Exercise prompt:
Repeat the data verbatim.

Material shown:
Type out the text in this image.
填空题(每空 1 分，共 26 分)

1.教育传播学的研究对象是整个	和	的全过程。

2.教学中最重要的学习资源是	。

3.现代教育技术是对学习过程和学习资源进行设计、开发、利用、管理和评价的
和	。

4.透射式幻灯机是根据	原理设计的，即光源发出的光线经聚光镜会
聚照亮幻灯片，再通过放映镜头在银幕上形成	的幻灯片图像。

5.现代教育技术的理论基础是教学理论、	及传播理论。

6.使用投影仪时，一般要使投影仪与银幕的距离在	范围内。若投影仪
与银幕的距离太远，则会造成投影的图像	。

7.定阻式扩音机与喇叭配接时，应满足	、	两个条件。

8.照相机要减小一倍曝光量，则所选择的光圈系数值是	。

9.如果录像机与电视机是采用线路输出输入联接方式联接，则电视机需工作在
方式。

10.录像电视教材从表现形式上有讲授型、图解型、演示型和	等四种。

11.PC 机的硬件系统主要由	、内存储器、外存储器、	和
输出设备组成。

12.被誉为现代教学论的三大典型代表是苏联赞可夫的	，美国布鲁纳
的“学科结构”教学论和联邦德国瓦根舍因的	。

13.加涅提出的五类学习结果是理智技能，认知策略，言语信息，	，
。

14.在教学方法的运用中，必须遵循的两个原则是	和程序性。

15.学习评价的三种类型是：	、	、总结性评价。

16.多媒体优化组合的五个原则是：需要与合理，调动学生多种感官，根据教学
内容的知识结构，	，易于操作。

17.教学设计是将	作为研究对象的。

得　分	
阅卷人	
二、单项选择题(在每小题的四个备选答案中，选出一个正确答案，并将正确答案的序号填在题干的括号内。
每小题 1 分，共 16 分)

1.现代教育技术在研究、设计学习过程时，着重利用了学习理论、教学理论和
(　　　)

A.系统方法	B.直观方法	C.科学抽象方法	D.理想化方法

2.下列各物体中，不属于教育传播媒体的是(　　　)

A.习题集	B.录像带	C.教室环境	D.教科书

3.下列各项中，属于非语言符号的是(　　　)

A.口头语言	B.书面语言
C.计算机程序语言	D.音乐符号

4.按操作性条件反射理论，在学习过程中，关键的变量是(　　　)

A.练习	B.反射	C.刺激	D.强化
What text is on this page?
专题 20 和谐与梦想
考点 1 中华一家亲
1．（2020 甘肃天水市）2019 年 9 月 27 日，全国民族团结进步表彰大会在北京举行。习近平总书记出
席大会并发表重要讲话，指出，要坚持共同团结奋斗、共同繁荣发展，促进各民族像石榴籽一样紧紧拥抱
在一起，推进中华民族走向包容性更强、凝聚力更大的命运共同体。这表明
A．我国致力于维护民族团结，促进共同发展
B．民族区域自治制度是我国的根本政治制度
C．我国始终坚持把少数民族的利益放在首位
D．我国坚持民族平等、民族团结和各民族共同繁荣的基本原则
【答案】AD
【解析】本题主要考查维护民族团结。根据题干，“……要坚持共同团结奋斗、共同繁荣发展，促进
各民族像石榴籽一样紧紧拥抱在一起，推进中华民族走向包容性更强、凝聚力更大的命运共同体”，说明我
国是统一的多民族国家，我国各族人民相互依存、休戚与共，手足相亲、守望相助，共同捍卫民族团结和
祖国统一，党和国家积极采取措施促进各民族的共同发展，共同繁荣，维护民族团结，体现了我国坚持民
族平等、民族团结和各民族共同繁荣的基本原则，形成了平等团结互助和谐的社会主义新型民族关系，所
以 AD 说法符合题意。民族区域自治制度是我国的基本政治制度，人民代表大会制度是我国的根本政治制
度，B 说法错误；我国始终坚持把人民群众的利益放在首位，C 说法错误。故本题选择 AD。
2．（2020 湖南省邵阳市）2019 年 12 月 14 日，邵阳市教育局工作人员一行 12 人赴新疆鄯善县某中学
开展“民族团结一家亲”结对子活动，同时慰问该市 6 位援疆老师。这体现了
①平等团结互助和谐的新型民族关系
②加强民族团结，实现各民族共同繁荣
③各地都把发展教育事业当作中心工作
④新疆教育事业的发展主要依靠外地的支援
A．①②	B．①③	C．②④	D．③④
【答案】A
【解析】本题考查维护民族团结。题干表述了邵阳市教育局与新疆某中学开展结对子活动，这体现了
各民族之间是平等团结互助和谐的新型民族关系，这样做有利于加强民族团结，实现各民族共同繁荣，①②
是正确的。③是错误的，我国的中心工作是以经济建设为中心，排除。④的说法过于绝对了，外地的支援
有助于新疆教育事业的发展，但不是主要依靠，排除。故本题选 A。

Task output:
Type out the text in this image.
填空题(每空 1 分，共 26 分)

1.教育传播学的研究对象是整个	和	的全过程。

2.教学中最重要的学习资源是	。

3.现代教育技术是对学习过程和学习资源进行设计、开发、利用、管理和评价的
和	。

4.透射式幻灯机是根据	原理设计的，即光源发出的光线经聚光镜会
聚照亮幻灯片，再通过放映镜头在银幕上形成	的幻灯片图像。

5.现代教育技术的理论基础是教学理论、	及传播理论。

6.使用投影仪时，一般要使投影仪与银幕的距离在	范围内。若投影仪
与银幕的距离太远，则会造成投影的图像	。

7.定阻式扩音机与喇叭配接时，应满足	、	两个条件。

8.照相机要减小一倍曝光量，则所选择的光圈系数值是	。

9.如果录像机与电视机是采用线路输出输入联接方式联接，则电视机需工作在
方式。

10.录像电视教材从表现形式上有讲授型、图解型、演示型和	等四种。

11.PC 机的硬件系统主要由	、内存储器、外存储器、	和
输出设备组成。

12.被誉为现代教学论的三大典型代表是苏联赞可夫的	，美国布鲁纳
的“学科结构”教学论和联邦德国瓦根舍因的	。

13.加涅提出的五类学习结果是理智技能，认知策略，言语信息，	，
。

14.在教学方法的运用中，必须遵循的两个原则是	和程序性。

15.学习评价的三种类型是：	、	、总结性评价。

16.多媒体优化组合的五个原则是：需要与合理，调动学生多种感官，根据教学
内容的知识结构，	，易于操作。

17.教学设计是将	作为研究对象的。

得　分	
阅卷人	
二、单项选择题(在每小题的四个备选答案中，选出一个正确答案，并将正确答案的序号填在题干的括号内。
每小题 1 分，共 16 分)

1.现代教育技术在研究、设计学习过程时，着重利用了学习理论、教学理论和
(　　　)

A.系统方法	B.直观方法	C.科学抽象方法	D.理想化方法

2.下列各物体中，不属于教育传播媒体的是(　　　)

A.习题集	B.录像带	C.教室环境	D.教科书

3.下列各项中，属于非语言符号的是(　　　)

A.口头语言	B.书面语言
C.计算机程序语言	D.音乐符号

4.按操作性条件反射理论，在学习过程中，关键的变量是(　　　)

A.练习	B.反射	C.刺激	D.强化
What text is on this page?
专题 20 和谐与梦想
考点 1 中华一家亲
1．（2020 甘肃天水市）2019 年 9 月 27 日，全国民族团结进步表彰大会在北京举行。习近平总书记出
席大会并发表重要讲话，指出，要坚持共同团结奋斗、共同繁荣发展，促进各民族像石榴籽一样紧紧拥抱
在一起，推进中华民族走向包容性更强、凝聚力更大的命运共同体。这表明
A．我国致力于维护民族团结，促进共同发展
B．民族区域自治制度是我国的根本政治制度
C．我国始终坚持把少数民族的利益放在首位
D．我国坚持民族平等、民族团结和各民族共同繁荣的基本原则
【答案】AD
【解析】本题主要考查维护民族团结。根据题干，“……要坚持共同团结奋斗、共同繁荣发展，促进
各民族像石榴籽一样紧紧拥抱在一起，推进中华民族走向包容性更强、凝聚力更大的命运共同体”，说明我
国是统一的多民族国家，我国各族人民相互依存、休戚与共，手足相亲、守望相助，共同捍卫民族团结和
祖国统一，党和国家积极采取措施促进各民族的共同发展，共同繁荣，维护民族团结，体现了我国坚持民
族平等、民族团结和各民族共同繁荣的基本原则，形成了平等团结互助和谐的社会主义新型民族关系，所
以 AD 说法符合题意。民族区域自治制度是我国的基本政治制度，人民代表大会制度是我国的根本政治制
度，B 说法错误；我国始终坚持把人民群众的利益放在首位，C 说法错误。故本题选择 AD。
2．（2020 湖南省邵阳市）2019 年 12 月 14 日，邵阳市教育局工作人员一行 12 人赴新疆鄯善县某中学
开展“民族团结一家亲”结对子活动，同时慰问该市 6 位援疆老师。这体现了
①平等团结互助和谐的新型民族关系
②加强民族团结，实现各民族共同繁荣
③各地都把发展教育事业当作中心工作
④新疆教育事业的发展主要依靠外地的支援
A．①②	B．①③	C．②④	D．③④
【答案】A
【解析】本题考查维护民族团结。题干表述了邵阳市教育局与新疆某中学开展结对子活动，这体现了
各民族之间是平等团结互助和谐的新型民族关系，这样做有利于加强民族团结，实现各民族共同繁荣，①②
是正确的。③是错误的，我国的中心工作是以经济建设为中心，排除。④的说法过于绝对了，外地的支援
有助于新疆教育事业的发展，但不是主要依靠，排除。故本题选 A。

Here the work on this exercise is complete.